> [Dataset items]:
(begin)

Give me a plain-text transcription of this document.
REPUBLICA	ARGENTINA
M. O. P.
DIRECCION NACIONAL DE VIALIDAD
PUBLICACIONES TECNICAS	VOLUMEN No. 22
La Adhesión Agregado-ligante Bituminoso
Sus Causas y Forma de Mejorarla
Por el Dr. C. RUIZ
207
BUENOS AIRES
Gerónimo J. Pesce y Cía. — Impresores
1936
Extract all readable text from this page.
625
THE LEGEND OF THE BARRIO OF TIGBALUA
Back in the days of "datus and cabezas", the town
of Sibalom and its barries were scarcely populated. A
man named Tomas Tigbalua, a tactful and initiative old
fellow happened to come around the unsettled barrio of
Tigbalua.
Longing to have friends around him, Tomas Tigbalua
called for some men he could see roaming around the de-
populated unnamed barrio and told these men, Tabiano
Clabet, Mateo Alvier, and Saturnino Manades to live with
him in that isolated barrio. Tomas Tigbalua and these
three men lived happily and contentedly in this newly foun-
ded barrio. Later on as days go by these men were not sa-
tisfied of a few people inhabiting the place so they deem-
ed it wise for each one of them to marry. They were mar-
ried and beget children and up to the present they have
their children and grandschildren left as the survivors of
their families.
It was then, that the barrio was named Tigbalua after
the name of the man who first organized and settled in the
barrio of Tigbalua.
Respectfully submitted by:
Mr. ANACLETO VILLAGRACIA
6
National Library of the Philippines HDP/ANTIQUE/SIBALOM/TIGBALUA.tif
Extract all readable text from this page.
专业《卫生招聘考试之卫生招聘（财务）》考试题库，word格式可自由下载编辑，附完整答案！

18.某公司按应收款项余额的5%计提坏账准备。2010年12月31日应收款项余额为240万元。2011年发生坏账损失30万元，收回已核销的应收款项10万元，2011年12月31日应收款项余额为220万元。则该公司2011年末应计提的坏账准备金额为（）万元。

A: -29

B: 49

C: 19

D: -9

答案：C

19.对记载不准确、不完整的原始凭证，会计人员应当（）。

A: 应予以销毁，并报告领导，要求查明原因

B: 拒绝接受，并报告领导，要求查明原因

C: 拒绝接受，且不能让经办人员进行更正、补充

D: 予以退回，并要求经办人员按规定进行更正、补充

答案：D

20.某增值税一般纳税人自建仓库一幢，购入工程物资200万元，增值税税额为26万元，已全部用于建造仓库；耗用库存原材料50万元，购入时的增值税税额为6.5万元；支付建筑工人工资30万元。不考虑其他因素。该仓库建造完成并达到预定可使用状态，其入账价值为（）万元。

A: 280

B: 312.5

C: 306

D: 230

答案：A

(end)

> [WRITTEN PROBLEM]: Of all the lines in the listing above, how many include "拒绝接受"? Write only the number.

> [RESPONSE TO THE EXERCISE]: 2